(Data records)
---
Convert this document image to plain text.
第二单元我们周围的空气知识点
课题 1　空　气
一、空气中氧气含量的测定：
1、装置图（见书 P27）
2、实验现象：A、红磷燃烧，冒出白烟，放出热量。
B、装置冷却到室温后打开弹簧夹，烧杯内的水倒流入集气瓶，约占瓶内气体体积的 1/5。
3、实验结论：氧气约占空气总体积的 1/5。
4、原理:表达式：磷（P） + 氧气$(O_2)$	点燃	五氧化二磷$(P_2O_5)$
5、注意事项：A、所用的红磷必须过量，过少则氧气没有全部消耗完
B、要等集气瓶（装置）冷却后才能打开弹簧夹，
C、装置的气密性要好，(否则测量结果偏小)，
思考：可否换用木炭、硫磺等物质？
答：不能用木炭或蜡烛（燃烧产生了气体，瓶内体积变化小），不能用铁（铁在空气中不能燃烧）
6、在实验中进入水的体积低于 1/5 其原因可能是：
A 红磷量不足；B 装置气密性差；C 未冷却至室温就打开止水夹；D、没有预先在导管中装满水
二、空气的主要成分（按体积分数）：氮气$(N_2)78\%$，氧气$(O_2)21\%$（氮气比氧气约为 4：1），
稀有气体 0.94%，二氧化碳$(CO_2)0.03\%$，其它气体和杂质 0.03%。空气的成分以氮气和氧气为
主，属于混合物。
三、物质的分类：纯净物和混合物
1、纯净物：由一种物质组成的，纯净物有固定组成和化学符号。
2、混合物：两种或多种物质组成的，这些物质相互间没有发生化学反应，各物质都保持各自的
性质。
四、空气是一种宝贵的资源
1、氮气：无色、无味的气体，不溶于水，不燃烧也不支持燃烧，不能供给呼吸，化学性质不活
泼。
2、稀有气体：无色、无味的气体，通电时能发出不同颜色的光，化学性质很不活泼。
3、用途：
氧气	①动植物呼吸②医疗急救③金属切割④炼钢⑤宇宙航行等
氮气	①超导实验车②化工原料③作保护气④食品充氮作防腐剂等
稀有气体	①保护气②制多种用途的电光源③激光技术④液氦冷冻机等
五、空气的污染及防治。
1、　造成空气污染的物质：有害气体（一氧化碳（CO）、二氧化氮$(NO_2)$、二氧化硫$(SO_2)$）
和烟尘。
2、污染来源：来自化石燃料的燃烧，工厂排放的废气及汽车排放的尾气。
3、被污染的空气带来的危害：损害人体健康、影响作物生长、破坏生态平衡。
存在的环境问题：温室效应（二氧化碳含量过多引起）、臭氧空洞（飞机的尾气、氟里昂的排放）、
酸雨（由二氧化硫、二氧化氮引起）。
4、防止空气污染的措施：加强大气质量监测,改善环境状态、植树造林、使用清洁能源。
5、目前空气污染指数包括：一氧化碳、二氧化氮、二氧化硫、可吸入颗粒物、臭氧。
---
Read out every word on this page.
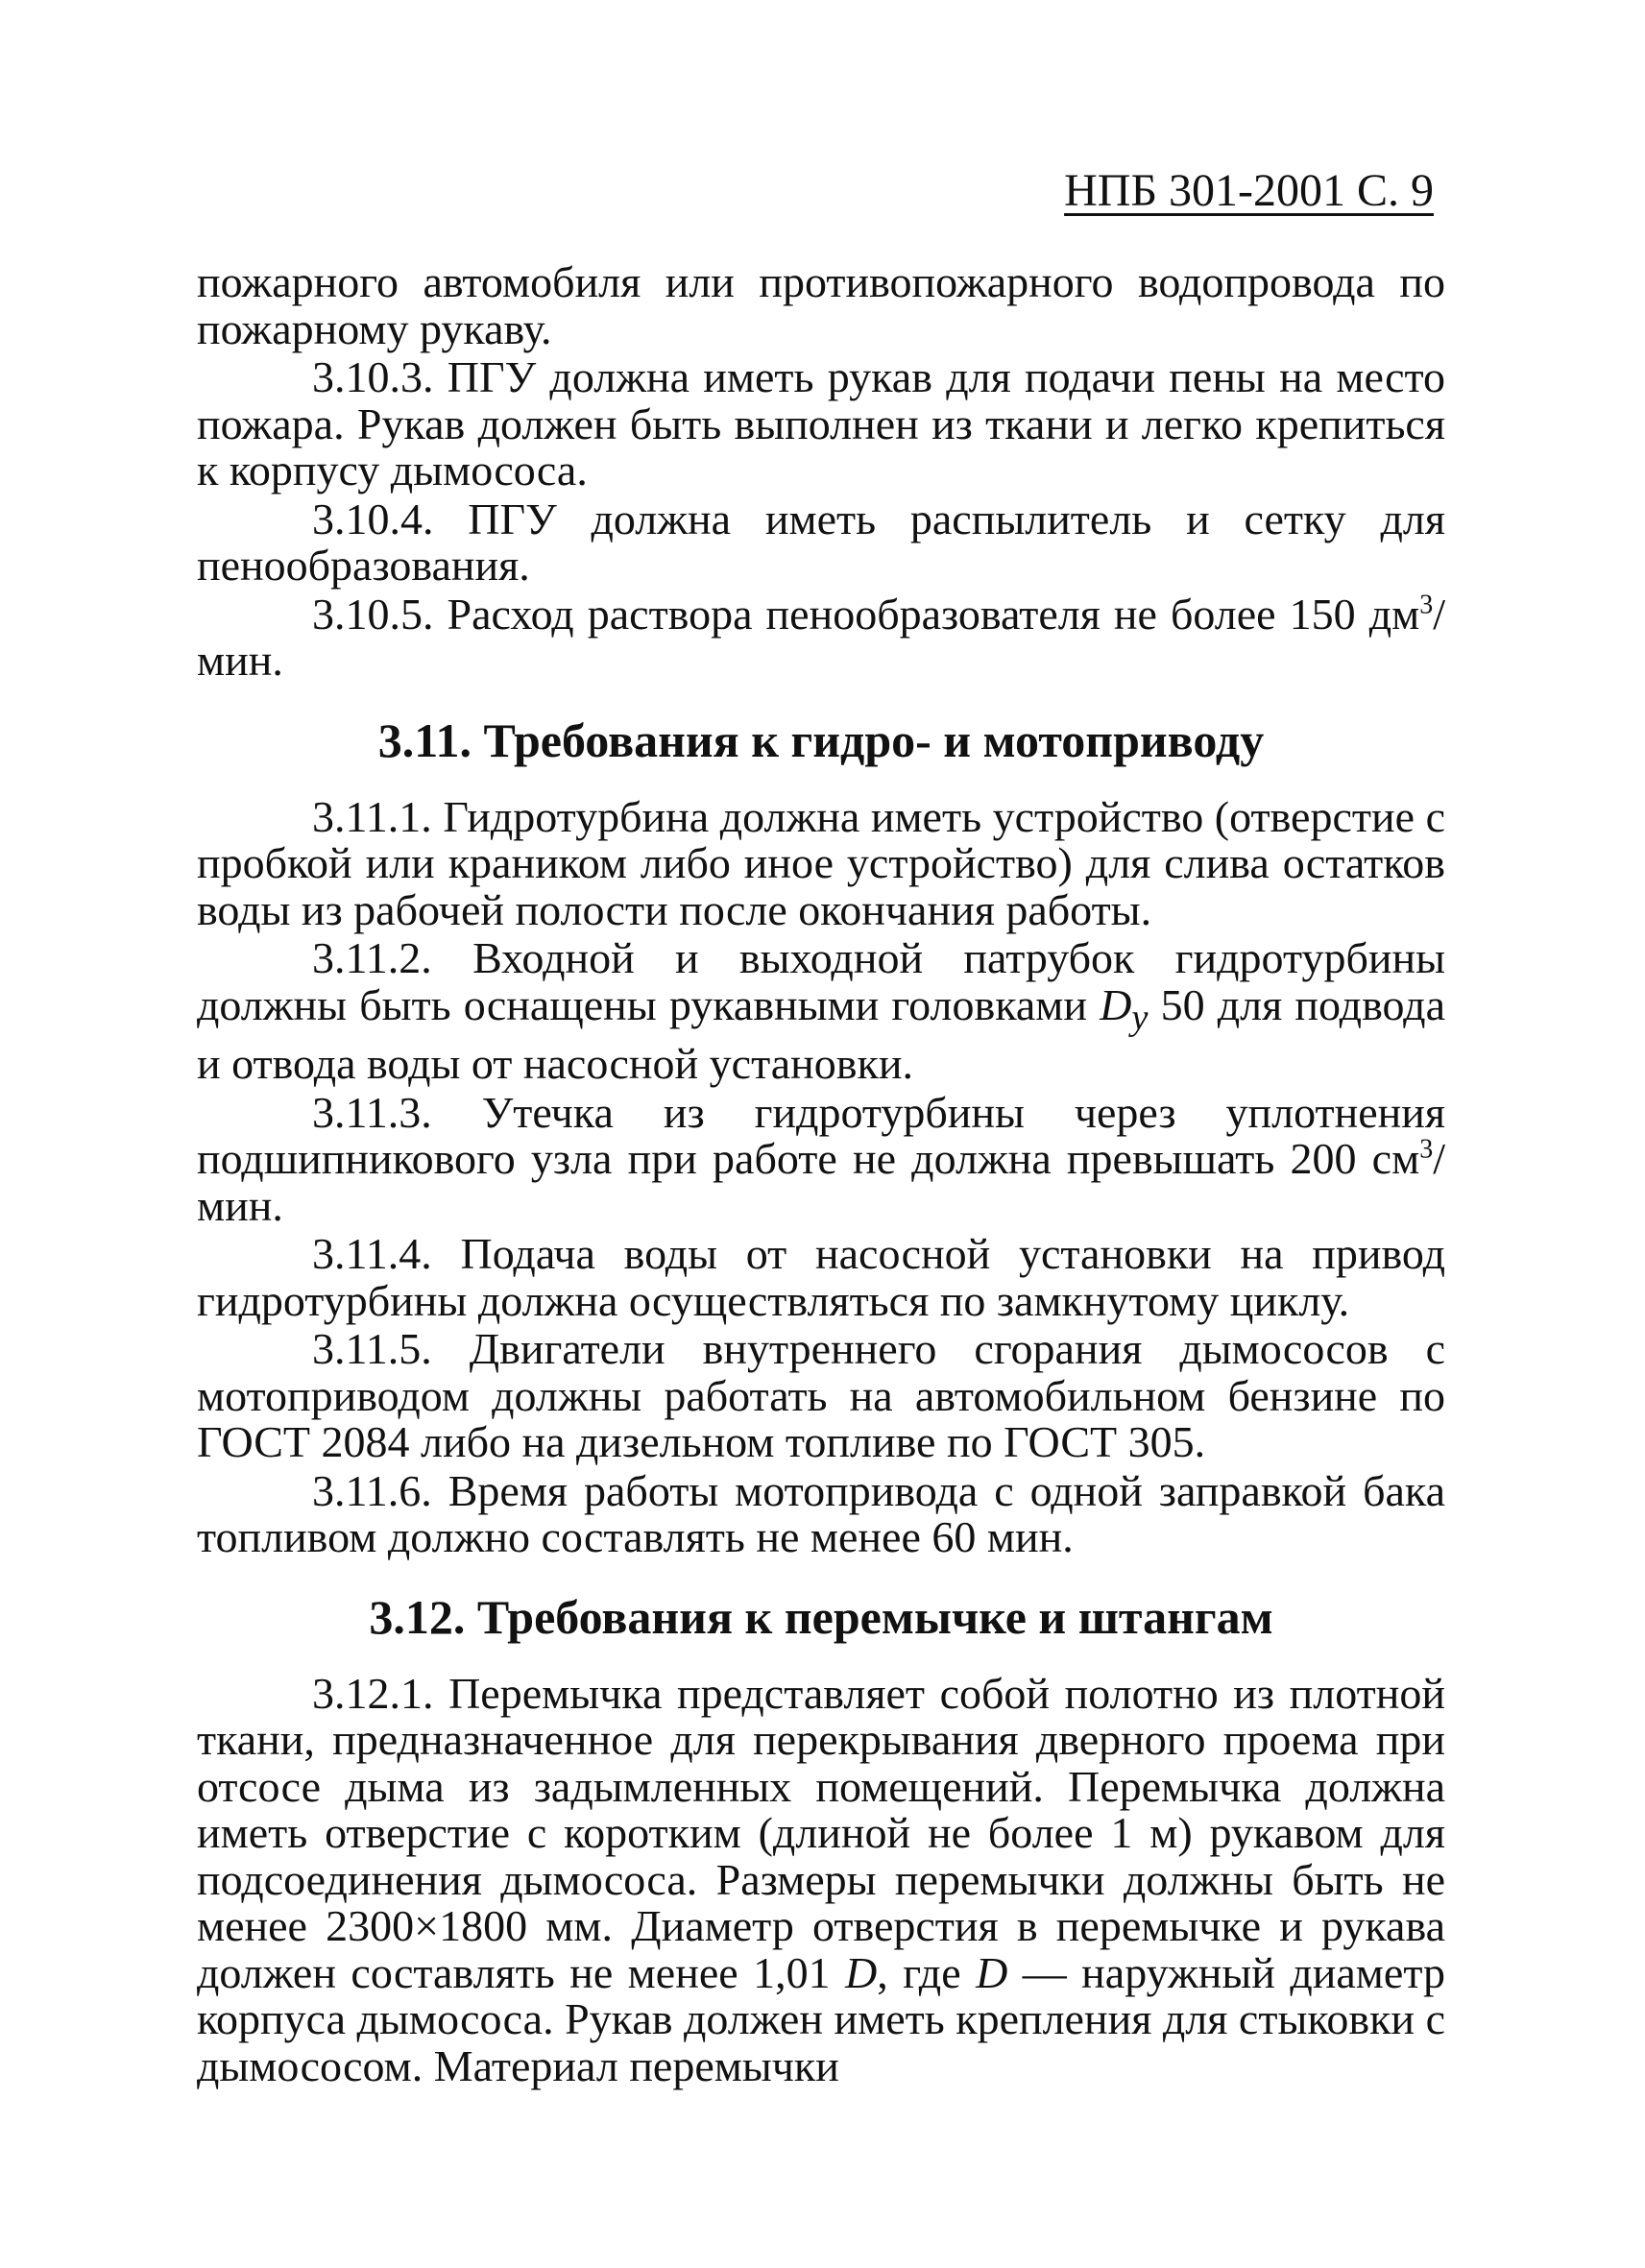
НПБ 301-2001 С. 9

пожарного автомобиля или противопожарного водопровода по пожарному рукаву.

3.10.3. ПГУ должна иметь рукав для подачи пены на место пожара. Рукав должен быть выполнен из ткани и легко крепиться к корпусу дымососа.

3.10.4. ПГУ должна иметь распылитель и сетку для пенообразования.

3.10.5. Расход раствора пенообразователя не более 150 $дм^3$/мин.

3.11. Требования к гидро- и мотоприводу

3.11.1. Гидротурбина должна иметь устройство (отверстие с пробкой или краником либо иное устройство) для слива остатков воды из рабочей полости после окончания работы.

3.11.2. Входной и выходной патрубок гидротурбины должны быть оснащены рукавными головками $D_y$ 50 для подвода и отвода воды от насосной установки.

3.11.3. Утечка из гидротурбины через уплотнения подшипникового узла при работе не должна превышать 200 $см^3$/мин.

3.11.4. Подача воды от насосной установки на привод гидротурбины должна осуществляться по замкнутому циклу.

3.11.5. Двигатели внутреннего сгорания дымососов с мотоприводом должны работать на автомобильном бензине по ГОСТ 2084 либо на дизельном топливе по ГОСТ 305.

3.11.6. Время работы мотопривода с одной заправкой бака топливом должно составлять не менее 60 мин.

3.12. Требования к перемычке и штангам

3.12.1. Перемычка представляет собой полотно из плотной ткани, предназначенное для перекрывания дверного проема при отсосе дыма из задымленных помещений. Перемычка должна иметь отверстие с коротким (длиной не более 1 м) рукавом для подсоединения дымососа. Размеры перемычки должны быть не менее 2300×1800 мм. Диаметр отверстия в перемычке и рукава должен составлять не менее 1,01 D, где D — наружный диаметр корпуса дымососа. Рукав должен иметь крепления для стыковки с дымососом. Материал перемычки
---
● **WHAT YOU WILL DO**:
Search the data for "воды". Copy every line that has it.

● **EXERCISE ANSWER**:
3.11.1. Гидротурбина должна иметь устройство (отверстие с пробкой или краником либо иное устройство) для слива остатков воды из рабочей полости после окончания работы.
3.11.2. Входной и выходной патрубок гидротурбины должны быть оснащены рукавными головками $D_y$ 50 для подвода и отвода воды от насосной установки.
3.11.4. Подача воды от насосной установки на привод гидротурбины должна осуществляться по замкнутому циклу.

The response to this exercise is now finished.